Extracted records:
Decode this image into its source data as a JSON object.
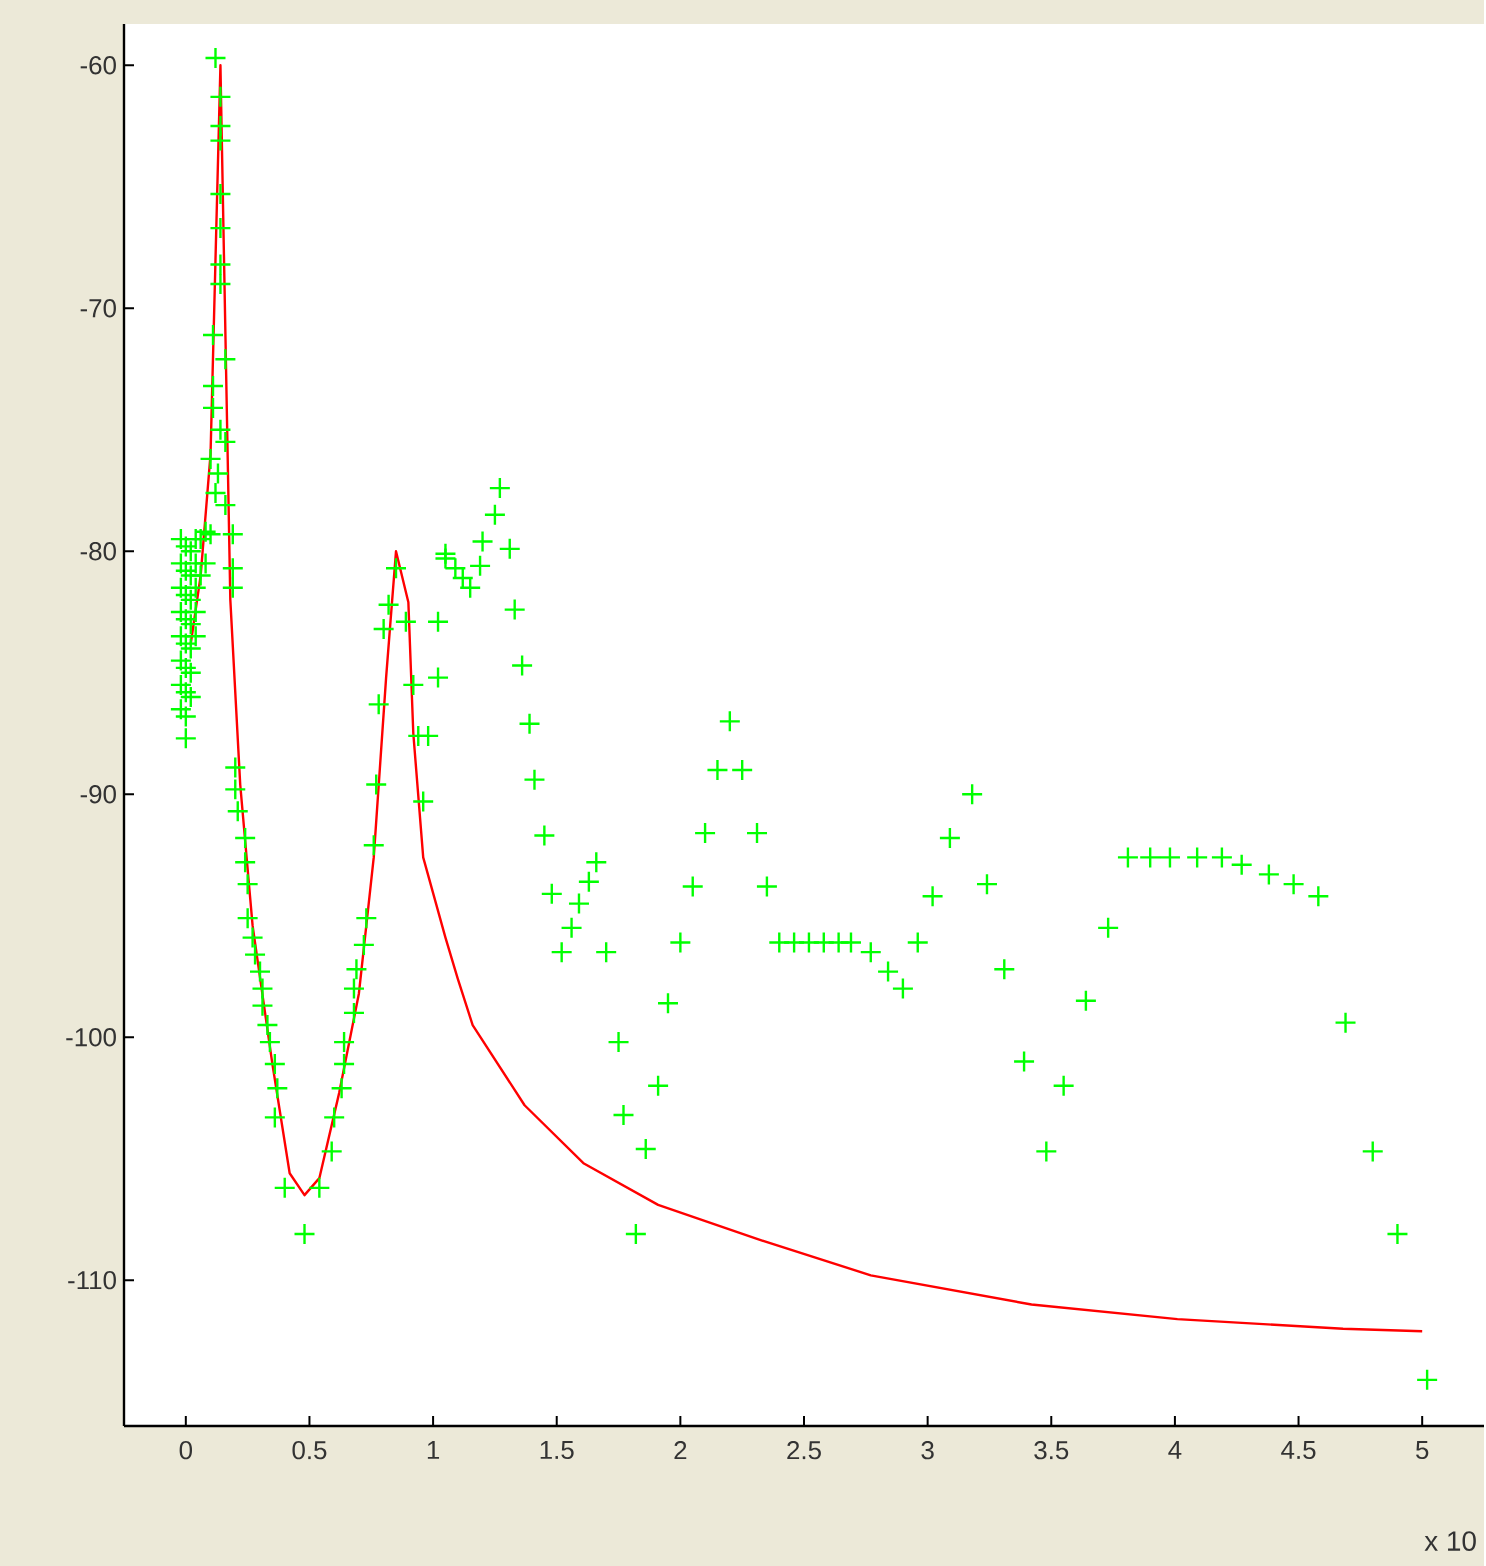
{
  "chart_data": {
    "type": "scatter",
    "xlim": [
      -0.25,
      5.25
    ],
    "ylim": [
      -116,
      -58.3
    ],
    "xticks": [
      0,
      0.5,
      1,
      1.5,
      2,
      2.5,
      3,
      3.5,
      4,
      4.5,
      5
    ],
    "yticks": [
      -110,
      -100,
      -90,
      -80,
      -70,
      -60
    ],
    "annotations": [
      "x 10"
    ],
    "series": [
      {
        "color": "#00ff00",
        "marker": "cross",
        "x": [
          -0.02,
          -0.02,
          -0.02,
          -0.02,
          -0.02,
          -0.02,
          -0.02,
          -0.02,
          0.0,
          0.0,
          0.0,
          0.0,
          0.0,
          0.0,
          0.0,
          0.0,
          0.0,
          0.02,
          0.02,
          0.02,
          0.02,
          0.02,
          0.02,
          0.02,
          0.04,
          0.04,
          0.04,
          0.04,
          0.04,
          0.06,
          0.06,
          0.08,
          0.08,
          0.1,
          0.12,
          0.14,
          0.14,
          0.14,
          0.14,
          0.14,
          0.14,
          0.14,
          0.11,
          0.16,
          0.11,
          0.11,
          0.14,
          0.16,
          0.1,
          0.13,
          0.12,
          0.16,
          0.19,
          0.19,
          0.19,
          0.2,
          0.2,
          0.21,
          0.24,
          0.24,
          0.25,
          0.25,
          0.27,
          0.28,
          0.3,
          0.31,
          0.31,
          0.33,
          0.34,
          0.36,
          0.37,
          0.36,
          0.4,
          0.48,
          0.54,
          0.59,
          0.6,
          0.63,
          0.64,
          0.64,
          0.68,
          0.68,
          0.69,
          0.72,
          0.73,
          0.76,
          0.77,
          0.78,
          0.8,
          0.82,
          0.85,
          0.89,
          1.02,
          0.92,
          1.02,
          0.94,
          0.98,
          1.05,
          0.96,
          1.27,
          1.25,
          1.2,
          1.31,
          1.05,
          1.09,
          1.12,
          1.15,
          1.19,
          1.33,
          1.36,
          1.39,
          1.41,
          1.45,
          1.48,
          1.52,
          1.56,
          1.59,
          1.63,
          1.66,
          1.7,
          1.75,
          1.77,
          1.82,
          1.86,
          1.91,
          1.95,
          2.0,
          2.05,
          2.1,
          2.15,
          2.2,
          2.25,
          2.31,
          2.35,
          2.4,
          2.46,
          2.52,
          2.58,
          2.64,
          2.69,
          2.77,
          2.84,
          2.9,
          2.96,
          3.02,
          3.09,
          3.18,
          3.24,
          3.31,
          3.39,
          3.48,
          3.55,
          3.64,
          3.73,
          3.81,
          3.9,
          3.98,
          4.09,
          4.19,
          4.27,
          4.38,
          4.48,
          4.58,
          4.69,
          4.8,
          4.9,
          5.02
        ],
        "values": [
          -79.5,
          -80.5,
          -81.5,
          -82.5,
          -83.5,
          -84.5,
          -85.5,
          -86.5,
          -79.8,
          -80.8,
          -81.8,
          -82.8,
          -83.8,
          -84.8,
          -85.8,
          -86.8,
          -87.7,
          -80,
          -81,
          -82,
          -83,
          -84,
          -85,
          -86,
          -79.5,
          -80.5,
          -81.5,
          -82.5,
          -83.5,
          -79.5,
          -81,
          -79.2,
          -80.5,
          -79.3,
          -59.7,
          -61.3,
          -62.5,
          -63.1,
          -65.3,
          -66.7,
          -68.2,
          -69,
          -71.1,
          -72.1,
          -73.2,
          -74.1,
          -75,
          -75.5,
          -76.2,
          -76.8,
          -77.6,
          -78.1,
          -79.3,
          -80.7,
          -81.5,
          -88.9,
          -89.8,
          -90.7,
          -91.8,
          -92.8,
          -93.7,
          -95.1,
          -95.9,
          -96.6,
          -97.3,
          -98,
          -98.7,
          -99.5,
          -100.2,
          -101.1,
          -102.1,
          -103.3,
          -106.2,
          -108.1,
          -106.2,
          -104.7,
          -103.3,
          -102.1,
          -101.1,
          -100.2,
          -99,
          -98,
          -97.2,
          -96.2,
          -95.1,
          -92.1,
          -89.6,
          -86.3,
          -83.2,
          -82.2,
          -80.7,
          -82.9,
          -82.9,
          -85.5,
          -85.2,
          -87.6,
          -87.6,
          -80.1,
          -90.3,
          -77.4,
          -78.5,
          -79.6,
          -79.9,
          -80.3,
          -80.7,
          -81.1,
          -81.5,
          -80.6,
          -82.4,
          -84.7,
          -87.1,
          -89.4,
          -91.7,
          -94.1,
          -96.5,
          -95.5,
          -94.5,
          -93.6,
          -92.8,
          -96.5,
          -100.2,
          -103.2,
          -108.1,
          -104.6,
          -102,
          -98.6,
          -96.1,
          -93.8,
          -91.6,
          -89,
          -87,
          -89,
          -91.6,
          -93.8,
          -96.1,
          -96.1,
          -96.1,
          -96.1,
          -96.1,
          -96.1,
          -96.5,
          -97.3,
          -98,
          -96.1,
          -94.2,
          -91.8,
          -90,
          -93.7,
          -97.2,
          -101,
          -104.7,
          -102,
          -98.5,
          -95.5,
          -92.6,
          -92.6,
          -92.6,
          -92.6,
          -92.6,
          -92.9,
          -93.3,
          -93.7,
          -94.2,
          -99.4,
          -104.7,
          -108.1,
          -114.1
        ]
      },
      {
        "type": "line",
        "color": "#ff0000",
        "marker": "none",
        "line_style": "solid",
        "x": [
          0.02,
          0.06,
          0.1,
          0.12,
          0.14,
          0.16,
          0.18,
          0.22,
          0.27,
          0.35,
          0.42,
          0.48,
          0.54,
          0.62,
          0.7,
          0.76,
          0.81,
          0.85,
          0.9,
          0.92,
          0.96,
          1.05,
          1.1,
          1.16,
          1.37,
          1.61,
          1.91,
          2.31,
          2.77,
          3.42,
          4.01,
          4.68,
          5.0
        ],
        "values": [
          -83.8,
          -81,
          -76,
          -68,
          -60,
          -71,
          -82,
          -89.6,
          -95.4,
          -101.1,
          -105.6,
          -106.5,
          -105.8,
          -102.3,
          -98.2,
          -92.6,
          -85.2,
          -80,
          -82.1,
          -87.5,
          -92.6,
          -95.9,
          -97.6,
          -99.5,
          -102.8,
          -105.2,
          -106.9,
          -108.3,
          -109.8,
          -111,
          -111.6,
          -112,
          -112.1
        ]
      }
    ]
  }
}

§ **What to work on**: Reproduce the material word for word, minus the images.

§ **Answer for this exercise**:
Decode this image into its source data as a JSON object.
{
  "chart_data": {
    "type": "scatter",
    "xlim": [
      -0.25,
      5.25
    ],
    "ylim": [
      -116,
      -58.3
    ],
    "xticks": [
      0,
      0.5,
      1,
      1.5,
      2,
      2.5,
      3,
      3.5,
      4,
      4.5,
      5
    ],
    "yticks": [
      -110,
      -100,
      -90,
      -80,
      -70,
      -60
    ],
    "annotations": [
      "x 10"
    ],
    "series": [
      {
        "color": "#00ff00",
        "marker": "cross",
        "x": [
          -0.02,
          -0.02,
          -0.02,
          -0.02,
          -0.02,
          -0.02,
          -0.02,
          -0.02,
          0.0,
          0.0,
          0.0,
          0.0,
          0.0,
          0.0,
          0.0,
          0.0,
          0.0,
          0.02,
          0.02,
          0.02,
          0.02,
          0.02,
          0.02,
          0.02,
          0.04,
          0.04,
          0.04,
          0.04,
          0.04,
          0.06,
          0.06,
          0.08,
          0.08,
          0.1,
          0.12,
          0.14,
          0.14,
          0.14,
          0.14,
          0.14,
          0.14,
          0.14,
          0.11,
          0.16,
          0.11,
          0.11,
          0.14,
          0.16,
          0.1,
          0.13,
          0.12,
          0.16,
          0.19,
          0.19,
          0.19,
          0.2,
          0.2,
          0.21,
          0.24,
          0.24,
          0.25,
          0.25,
          0.27,
          0.28,
          0.3,
          0.31,
          0.31,
          0.33,
          0.34,
          0.36,
          0.37,
          0.36,
          0.4,
          0.48,
          0.54,
          0.59,
          0.6,
          0.63,
          0.64,
          0.64,
          0.68,
          0.68,
          0.69,
          0.72,
          0.73,
          0.76,
          0.77,
          0.78,
          0.8,
          0.82,
          0.85,
          0.89,
          1.02,
          0.92,
          1.02,
          0.94,
          0.98,
          1.05,
          0.96,
          1.27,
          1.25,
          1.2,
          1.31,
          1.05,
          1.09,
          1.12,
          1.15,
          1.19,
          1.33,
          1.36,
          1.39,
          1.41,
          1.45,
          1.48,
          1.52,
          1.56,
          1.59,
          1.63,
          1.66,
          1.7,
          1.75,
          1.77,
          1.82,
          1.86,
          1.91,
          1.95,
          2.0,
          2.05,
          2.1,
          2.15,
          2.2,
          2.25,
          2.31,
          2.35,
          2.4,
          2.46,
          2.52,
          2.58,
          2.64,
          2.69,
          2.77,
          2.84,
          2.9,
          2.96,
          3.02,
          3.09,
          3.18,
          3.24,
          3.31,
          3.39,
          3.48,
          3.55,
          3.64,
          3.73,
          3.81,
          3.9,
          3.98,
          4.09,
          4.19,
          4.27,
          4.38,
          4.48,
          4.58,
          4.69,
          4.8,
          4.9,
          5.02
        ],
        "values": [
          -79.5,
          -80.5,
          -81.5,
          -82.5,
          -83.5,
          -84.5,
          -85.5,
          -86.5,
          -79.8,
          -80.8,
          -81.8,
          -82.8,
          -83.8,
          -84.8,
          -85.8,
          -86.8,
          -87.7,
          -80,
          -81,
          -82,
          -83,
          -84,
          -85,
          -86,
          -79.5,
          -80.5,
          -81.5,
          -82.5,
          -83.5,
          -79.5,
          -81,
          -79.2,
          -80.5,
          -79.3,
          -59.7,
          -61.3,
          -62.5,
          -63.1,
          -65.3,
          -66.7,
          -68.2,
          -69,
          -71.1,
          -72.1,
          -73.2,
          -74.1,
          -75,
          -75.5,
          -76.2,
          -76.8,
          -77.6,
          -78.1,
          -79.3,
          -80.7,
          -81.5,
          -88.9,
          -89.8,
          -90.7,
          -91.8,
          -92.8,
          -93.7,
          -95.1,
          -95.9,
          -96.6,
          -97.3,
          -98,
          -98.7,
          -99.5,
          -100.2,
          -101.1,
          -102.1,
          -103.3,
          -106.2,
          -108.1,
          -106.2,
          -104.7,
          -103.3,
          -102.1,
          -101.1,
          -100.2,
          -99,
          -98,
          -97.2,
          -96.2,
          -95.1,
          -92.1,
          -89.6,
          -86.3,
          -83.2,
          -82.2,
          -80.7,
          -82.9,
          -82.9,
          -85.5,
          -85.2,
          -87.6,
          -87.6,
          -80.1,
          -90.3,
          -77.4,
          -78.5,
          -79.6,
          -79.9,
          -80.3,
          -80.7,
          -81.1,
          -81.5,
          -80.6,
          -82.4,
          -84.7,
          -87.1,
          -89.4,
          -91.7,
          -94.1,
          -96.5,
          -95.5,
          -94.5,
          -93.6,
          -92.8,
          -96.5,
          -100.2,
          -103.2,
          -108.1,
          -104.6,
          -102,
          -98.6,
          -96.1,
          -93.8,
          -91.6,
          -89,
          -87,
          -89,
          -91.6,
          -93.8,
          -96.1,
          -96.1,
          -96.1,
          -96.1,
          -96.1,
          -96.1,
          -96.5,
          -97.3,
          -98,
          -96.1,
          -94.2,
          -91.8,
          -90,
          -93.7,
          -97.2,
          -101,
          -104.7,
          -102,
          -98.5,
          -95.5,
          -92.6,
          -92.6,
          -92.6,
          -92.6,
          -92.6,
          -92.9,
          -93.3,
          -93.7,
          -94.2,
          -99.4,
          -104.7,
          -108.1,
          -114.1
        ]
      },
      {
        "type": "line",
        "color": "#ff0000",
        "marker": "none",
        "line_style": "solid",
        "x": [
          0.02,
          0.06,
          0.1,
          0.12,
          0.14,
          0.16,
          0.18,
          0.22,
          0.27,
          0.35,
          0.42,
          0.48,
          0.54,
          0.62,
          0.7,
          0.76,
          0.81,
          0.85,
          0.9,
          0.92,
          0.96,
          1.05,
          1.1,
          1.16,
          1.37,
          1.61,
          1.91,
          2.31,
          2.77,
          3.42,
          4.01,
          4.68,
          5.0
        ],
        "values": [
          -83.8,
          -81,
          -76,
          -68,
          -60,
          -71,
          -82,
          -89.6,
          -95.4,
          -101.1,
          -105.6,
          -106.5,
          -105.8,
          -102.3,
          -98.2,
          -92.6,
          -85.2,
          -80,
          -82.1,
          -87.5,
          -92.6,
          -95.9,
          -97.6,
          -99.5,
          -102.8,
          -105.2,
          -106.9,
          -108.3,
          -109.8,
          -111,
          -111.6,
          -112,
          -112.1
        ]
      }
    ]
  }
}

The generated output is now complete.